PASSAGE
(Note- I am now feeling guilty about writing this – I am not complaining about Top input in my life, not at all.)
This is one of those posts that I hope other girls read and say, “That must be awful, I have never felt like that.”
I don’t think it will be one of those posts though.
There is a cliché about Catholics always feeling guilty, I don’t think it’s Catholics, I think it’s women, and for some of us the guilt we feel dominates our lives.
I am going to explain what I feel guilty about today, just a normal day (except I am not at work and have none of the normal work guilt.)
I feel guilty that I am not as pretty or as thin as I should be. I feel guilty that I did not go for a run yet today even though I have run a lot recently and walked 20 km yesterday and for 2 hours this morning.
I feel guilty because my room is a mess.
I feel guilty because I am almost 40 and still want to be spanked and told off – I should have grown out of this by now.
I feel guilty that I have not tweeted enough or been interesting.
I feel guilty I have not had enough time to write or comment on other people’s blogs.
I feel guilty that I have had enough sun and am finally sitting inside to write.
I feel guilty that a criticism that was made on another blog could have been about me.
I feel guilty that I have not replied to all my emails.
I feel guilty that my final childless friend is pregnant and I have no one depending on me but my dogs.
I feel guilty that I have to choose only one life and I don’t know how to.
I feel guilty that thinking all of this makes me want to smoke so much that I am shaking a little.
I feel guilty that I react wrongly to what people say sometimes.
I feel guilty for not always being happy and flirty.
I feel guilty for not knowing what I want yet in life and living a half life wherever I am.
I could write more. I think perhaps lots of women could.
Do you know what he does? The Toppy person that we all hunt out?

PARTS OF THE EXERCISE
1. Copy out each sentence in the post on guilt that opens with the words "I feel guilty that I have not".
2. Continue the post on guilt, starting after its final question.

PROVIDED DATA
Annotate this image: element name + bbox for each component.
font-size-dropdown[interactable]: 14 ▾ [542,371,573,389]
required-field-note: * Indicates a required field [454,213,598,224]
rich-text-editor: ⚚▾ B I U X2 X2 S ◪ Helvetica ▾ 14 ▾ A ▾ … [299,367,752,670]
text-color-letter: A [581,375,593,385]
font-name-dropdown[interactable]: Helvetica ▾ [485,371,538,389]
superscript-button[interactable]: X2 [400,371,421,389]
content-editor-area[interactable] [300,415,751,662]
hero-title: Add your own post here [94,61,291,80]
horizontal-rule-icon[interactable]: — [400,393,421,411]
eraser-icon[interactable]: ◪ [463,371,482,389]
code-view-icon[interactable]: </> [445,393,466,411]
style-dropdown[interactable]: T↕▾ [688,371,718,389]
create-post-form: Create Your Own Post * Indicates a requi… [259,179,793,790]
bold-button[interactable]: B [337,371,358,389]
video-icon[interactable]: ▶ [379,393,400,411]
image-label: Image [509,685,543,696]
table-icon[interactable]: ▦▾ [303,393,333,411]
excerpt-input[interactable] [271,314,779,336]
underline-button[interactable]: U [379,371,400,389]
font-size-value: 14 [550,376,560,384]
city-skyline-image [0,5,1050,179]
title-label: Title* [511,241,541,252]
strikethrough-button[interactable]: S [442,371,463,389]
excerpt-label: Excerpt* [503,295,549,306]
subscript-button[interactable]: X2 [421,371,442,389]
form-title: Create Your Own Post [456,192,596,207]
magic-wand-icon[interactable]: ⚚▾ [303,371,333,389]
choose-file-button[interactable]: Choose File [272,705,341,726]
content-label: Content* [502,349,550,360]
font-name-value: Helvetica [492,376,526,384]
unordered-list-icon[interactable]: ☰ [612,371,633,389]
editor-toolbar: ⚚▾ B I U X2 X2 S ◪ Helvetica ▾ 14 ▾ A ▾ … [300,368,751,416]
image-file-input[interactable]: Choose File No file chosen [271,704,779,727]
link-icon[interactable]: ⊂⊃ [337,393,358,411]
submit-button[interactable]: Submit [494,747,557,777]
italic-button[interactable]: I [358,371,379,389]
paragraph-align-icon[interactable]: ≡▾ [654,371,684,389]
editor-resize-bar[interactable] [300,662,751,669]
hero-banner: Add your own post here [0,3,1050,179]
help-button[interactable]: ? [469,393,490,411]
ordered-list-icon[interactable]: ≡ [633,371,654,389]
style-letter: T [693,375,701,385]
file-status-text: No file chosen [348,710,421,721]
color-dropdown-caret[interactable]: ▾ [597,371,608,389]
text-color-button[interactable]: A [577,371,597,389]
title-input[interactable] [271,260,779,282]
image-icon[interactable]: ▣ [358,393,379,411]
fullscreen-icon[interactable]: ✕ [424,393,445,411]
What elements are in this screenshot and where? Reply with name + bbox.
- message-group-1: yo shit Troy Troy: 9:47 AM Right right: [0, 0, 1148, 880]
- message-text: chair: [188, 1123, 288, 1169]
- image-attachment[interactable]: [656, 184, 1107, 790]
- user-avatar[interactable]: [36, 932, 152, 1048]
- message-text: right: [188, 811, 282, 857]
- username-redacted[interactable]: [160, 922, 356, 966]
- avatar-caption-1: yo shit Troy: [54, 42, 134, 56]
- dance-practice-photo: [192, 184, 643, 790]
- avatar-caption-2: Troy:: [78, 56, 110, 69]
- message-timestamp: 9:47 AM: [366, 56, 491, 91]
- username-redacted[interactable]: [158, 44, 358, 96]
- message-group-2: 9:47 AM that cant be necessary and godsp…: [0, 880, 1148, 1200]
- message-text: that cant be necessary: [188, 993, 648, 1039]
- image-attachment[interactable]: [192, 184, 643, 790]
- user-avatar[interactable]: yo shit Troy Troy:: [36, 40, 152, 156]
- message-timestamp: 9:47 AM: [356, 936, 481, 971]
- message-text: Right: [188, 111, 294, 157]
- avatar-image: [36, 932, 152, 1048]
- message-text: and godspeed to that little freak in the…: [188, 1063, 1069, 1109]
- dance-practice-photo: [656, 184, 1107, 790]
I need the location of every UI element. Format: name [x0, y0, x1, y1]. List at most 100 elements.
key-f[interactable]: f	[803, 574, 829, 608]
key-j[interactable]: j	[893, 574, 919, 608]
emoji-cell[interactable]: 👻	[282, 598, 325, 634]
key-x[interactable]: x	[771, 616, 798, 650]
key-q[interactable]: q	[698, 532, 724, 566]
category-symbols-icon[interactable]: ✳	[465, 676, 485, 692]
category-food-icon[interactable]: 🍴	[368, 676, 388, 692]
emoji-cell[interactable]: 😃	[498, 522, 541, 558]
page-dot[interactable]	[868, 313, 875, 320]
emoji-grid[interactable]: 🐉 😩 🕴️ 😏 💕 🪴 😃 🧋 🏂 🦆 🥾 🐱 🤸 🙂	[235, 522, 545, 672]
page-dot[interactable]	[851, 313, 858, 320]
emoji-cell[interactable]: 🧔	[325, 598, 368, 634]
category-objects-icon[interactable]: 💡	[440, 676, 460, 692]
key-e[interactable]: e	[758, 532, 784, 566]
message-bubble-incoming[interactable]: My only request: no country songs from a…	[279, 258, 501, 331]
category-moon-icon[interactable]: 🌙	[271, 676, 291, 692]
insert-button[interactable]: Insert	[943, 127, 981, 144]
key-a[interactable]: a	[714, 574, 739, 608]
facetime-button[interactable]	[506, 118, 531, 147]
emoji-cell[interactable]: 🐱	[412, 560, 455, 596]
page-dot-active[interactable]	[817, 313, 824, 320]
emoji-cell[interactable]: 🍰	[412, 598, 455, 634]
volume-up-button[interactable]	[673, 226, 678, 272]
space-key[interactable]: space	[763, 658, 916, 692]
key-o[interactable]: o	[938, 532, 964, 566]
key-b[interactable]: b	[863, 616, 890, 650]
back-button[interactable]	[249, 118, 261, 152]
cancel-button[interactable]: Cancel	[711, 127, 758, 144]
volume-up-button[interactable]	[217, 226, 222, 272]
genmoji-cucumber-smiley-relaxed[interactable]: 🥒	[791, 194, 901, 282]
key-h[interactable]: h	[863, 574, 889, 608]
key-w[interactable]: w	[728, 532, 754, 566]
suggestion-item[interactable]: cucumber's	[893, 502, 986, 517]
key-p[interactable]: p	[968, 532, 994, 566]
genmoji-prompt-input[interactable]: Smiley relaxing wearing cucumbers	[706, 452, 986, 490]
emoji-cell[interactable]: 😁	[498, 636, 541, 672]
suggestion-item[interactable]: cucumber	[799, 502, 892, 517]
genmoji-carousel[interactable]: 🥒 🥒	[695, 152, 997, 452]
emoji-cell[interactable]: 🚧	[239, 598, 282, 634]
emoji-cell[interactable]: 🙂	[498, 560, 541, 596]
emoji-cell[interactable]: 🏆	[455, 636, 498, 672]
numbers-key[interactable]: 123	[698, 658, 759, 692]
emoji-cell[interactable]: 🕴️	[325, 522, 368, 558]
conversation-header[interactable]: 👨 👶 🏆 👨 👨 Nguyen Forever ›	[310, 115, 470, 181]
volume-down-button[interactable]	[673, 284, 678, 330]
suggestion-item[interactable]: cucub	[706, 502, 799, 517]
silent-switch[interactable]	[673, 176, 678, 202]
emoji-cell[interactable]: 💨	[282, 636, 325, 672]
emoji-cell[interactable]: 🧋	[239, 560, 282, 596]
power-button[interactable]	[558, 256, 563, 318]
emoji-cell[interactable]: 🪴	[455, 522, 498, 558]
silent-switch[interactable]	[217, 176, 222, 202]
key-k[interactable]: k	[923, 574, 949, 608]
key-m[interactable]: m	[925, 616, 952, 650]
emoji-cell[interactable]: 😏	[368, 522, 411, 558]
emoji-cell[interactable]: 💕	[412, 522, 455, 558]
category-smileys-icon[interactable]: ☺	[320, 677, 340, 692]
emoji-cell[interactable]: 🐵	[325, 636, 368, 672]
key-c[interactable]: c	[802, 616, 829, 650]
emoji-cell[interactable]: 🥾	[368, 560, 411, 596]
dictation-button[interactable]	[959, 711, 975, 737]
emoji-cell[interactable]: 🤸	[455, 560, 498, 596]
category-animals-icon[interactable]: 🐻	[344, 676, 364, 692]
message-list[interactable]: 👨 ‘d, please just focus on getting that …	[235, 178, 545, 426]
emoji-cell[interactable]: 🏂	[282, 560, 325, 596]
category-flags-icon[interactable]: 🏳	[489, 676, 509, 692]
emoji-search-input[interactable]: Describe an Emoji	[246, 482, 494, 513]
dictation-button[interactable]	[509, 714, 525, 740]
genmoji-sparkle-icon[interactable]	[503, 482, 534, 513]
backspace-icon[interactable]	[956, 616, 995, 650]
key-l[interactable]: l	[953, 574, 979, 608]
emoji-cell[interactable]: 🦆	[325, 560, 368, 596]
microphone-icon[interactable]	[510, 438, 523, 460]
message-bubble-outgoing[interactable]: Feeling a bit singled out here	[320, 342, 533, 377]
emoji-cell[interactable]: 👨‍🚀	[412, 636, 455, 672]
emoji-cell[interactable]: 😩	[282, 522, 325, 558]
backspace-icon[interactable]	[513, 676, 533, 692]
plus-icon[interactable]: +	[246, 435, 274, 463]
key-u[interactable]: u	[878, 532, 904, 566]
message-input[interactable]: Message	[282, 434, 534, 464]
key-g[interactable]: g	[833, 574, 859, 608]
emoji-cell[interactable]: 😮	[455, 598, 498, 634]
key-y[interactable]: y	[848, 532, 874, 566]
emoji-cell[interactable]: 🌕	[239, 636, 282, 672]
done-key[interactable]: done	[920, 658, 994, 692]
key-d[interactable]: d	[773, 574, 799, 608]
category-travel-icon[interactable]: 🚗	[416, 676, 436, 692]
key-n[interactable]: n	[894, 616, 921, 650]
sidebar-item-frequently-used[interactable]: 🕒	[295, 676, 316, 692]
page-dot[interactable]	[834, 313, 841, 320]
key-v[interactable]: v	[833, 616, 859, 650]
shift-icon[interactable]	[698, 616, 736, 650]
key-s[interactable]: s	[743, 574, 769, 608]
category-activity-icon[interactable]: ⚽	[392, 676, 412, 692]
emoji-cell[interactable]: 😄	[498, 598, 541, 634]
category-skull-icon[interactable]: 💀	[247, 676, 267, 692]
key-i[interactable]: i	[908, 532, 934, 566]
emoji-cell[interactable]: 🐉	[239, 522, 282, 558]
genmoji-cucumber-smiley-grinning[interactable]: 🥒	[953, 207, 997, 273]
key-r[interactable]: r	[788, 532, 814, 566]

RESULTS OF THE TASKS
1.
I feel guilty that I have not tweeted enough or been interesting.
I feel guilty that I have not replied to all my emails.

2.
He (or she, depending on who you are) can point to three or four things, maybe one or two and say, “That is what you should feel bad about. I am going to spank you for those things, then you will say sorry and do it right.”
And the Toppy person does, they spank you until you feel it’s ok because it’s paid for now. They spank you so that you don’t feel bad about everything else. They spank you so you can move on from all the other screeching you hear from yourself.
I want not to be the most threatening person in my life. I want not to be the bad guy. I want someone else to be more frightening than I am.
















Are you a mind-reader, Poppy?
Really?
You?
I thought maybe you were not drowning in guilt.
I have my moments and I deal with them as best as I can since there is no Toppy person around.
Sheesh Poppy, you’re sounding almost as neurotic as me, and that’s not good! Could it be the moon. No, it’s not full. Sigh, well maybe it’s hormones or maybe it’s just being a woman as you suggest, or maybe it’s just how some of us are made. I think sometimes my general anxiety about life comes out as guilt. It’s perhaps a way I was taught to express those feelings of unrest, of not being good enough, of so many self doubts. If we were less intelligent, self reflective and more self absorbed, perhaps we would be oblivious and much happier all the time? I have a very small very dumb dog who is always happy, and our very intelligent dog frets and is intuitive and sensitive and is not always happy. She worries. There’s a lesson in there somewhere.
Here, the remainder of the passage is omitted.